-- Start of Data for processing --

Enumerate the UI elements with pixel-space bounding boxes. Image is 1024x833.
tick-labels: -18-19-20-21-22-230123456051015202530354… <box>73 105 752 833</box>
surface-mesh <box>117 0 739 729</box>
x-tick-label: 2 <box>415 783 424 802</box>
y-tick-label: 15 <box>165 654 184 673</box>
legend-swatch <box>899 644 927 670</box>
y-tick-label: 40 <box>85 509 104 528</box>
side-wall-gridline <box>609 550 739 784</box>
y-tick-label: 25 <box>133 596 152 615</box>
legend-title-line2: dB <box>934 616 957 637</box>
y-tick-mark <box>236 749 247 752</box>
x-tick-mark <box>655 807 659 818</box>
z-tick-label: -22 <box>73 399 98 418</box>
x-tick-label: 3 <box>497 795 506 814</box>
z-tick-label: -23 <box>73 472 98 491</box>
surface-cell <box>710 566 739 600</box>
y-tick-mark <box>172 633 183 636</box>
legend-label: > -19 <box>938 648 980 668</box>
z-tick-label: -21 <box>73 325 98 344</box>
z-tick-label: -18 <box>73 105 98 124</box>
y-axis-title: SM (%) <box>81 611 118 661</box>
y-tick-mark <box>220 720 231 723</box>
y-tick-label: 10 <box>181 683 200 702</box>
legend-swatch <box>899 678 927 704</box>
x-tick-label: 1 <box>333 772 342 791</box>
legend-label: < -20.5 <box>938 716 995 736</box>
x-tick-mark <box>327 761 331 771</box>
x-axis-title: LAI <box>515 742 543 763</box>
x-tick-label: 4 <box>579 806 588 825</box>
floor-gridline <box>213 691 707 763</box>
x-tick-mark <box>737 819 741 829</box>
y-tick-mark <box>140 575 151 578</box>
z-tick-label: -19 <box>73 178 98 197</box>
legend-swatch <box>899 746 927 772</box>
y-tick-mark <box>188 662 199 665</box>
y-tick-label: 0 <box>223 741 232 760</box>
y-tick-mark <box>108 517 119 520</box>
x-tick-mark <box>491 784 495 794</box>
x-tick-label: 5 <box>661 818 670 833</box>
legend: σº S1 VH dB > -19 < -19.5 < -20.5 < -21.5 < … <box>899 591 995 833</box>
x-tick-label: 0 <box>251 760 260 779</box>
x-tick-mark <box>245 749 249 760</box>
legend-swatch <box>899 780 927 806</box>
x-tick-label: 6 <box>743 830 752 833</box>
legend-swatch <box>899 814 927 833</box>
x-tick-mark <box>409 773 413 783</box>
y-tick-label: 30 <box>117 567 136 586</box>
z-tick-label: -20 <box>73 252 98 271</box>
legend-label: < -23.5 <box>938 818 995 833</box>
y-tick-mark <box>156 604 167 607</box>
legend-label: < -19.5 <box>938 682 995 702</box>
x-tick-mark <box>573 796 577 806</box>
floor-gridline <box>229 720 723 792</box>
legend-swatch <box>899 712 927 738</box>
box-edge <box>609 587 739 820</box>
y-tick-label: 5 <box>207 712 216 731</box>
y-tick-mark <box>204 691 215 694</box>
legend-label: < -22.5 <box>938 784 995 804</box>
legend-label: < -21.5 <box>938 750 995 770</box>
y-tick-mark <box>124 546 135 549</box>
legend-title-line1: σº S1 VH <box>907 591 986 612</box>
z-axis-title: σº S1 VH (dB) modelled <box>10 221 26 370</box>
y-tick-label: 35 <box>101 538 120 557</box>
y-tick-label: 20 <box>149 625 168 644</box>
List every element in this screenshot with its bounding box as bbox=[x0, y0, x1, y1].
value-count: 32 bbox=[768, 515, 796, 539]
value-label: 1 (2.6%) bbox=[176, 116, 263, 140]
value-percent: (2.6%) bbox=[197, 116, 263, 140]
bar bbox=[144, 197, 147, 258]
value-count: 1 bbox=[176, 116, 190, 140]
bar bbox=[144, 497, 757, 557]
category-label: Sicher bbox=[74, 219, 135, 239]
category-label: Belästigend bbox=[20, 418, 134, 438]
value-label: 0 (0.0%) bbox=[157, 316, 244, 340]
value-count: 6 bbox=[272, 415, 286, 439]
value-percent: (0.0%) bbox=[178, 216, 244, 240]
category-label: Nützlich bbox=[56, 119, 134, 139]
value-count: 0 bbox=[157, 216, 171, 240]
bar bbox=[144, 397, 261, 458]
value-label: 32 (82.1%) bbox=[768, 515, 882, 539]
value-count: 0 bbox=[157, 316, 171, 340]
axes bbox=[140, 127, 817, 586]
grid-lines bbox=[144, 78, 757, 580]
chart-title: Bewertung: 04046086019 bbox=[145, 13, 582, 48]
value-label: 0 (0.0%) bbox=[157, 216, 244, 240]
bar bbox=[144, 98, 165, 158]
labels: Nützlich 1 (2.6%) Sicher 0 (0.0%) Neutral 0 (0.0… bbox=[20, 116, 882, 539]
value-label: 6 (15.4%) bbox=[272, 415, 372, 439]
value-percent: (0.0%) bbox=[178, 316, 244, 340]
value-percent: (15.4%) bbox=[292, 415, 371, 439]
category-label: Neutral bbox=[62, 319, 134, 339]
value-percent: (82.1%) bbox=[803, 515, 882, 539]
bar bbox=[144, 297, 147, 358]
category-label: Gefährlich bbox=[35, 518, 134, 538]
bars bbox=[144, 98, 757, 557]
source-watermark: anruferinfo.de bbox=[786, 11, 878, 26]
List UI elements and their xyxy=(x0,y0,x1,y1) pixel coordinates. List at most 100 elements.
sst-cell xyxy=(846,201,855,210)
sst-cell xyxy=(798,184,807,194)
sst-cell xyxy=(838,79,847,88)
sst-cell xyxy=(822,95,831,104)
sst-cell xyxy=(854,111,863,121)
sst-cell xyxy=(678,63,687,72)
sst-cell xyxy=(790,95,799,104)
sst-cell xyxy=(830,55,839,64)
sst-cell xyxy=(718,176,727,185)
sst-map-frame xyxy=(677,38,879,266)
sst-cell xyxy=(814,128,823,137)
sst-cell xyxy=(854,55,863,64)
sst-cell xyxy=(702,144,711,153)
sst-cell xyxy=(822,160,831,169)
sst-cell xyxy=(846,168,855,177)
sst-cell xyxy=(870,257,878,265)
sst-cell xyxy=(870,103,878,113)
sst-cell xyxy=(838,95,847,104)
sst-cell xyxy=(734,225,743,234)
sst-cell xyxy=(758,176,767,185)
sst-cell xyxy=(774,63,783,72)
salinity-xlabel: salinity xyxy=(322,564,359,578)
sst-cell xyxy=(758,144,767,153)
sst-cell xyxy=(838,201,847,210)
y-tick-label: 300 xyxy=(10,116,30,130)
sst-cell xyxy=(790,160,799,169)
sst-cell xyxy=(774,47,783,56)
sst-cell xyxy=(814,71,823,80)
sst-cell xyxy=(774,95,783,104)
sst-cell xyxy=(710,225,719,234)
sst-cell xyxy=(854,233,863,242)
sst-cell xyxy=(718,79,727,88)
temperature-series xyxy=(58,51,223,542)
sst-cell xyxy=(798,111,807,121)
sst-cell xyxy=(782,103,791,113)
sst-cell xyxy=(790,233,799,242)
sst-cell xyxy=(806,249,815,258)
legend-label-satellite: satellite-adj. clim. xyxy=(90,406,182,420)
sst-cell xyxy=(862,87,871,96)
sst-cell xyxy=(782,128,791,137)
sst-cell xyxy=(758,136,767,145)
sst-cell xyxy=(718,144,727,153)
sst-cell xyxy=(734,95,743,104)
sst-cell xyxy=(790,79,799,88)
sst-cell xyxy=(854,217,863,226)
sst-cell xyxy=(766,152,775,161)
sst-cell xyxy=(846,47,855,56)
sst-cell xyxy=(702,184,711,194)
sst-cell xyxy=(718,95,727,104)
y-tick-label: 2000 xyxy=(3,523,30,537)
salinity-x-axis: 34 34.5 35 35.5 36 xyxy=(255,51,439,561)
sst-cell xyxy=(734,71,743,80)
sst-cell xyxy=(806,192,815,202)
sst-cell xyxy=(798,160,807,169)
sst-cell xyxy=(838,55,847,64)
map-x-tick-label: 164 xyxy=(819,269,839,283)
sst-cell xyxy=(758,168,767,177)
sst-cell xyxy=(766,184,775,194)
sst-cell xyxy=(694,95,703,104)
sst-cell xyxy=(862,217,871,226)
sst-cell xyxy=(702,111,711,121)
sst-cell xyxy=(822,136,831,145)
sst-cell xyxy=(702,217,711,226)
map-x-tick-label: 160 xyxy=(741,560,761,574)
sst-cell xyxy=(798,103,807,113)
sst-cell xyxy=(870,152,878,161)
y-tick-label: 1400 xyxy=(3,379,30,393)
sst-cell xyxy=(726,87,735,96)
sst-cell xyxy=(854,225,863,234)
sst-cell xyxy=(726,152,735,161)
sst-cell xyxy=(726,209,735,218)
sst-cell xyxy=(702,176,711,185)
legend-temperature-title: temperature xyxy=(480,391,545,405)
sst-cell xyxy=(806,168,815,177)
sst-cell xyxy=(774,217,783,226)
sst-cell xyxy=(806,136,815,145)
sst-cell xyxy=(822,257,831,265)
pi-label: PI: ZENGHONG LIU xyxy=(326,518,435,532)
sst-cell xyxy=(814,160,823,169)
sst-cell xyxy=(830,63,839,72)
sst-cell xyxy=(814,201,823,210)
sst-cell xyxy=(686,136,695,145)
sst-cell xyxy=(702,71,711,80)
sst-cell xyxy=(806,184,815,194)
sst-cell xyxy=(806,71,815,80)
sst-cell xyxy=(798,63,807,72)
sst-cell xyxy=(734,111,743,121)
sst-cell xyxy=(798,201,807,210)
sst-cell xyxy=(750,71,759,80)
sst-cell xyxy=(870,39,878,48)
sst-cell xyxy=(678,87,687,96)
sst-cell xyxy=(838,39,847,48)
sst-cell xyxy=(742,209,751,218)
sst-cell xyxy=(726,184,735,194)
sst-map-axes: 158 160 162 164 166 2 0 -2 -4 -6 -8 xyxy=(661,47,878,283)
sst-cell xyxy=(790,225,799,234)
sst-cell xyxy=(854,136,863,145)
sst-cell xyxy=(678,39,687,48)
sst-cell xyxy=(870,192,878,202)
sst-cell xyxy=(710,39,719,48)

-- End of Data for processing --

## Problem details
Copy out the rows unchanged, starting with the first row and ending with the row that contains "y-tick-label: 15 <box>165 654 184 673</box>", including both.

## Written solution
Enumerate the UI elements with pixel-space bounding boxes. Image is 1024x833.
tick-labels: -18-19-20-21-22-230123456051015202530354… <box>73 105 752 833</box>
surface-mesh <box>117 0 739 729</box>
x-tick-label: 2 <box>415 783 424 802</box>
y-tick-label: 15 <box>165 654 184 673</box>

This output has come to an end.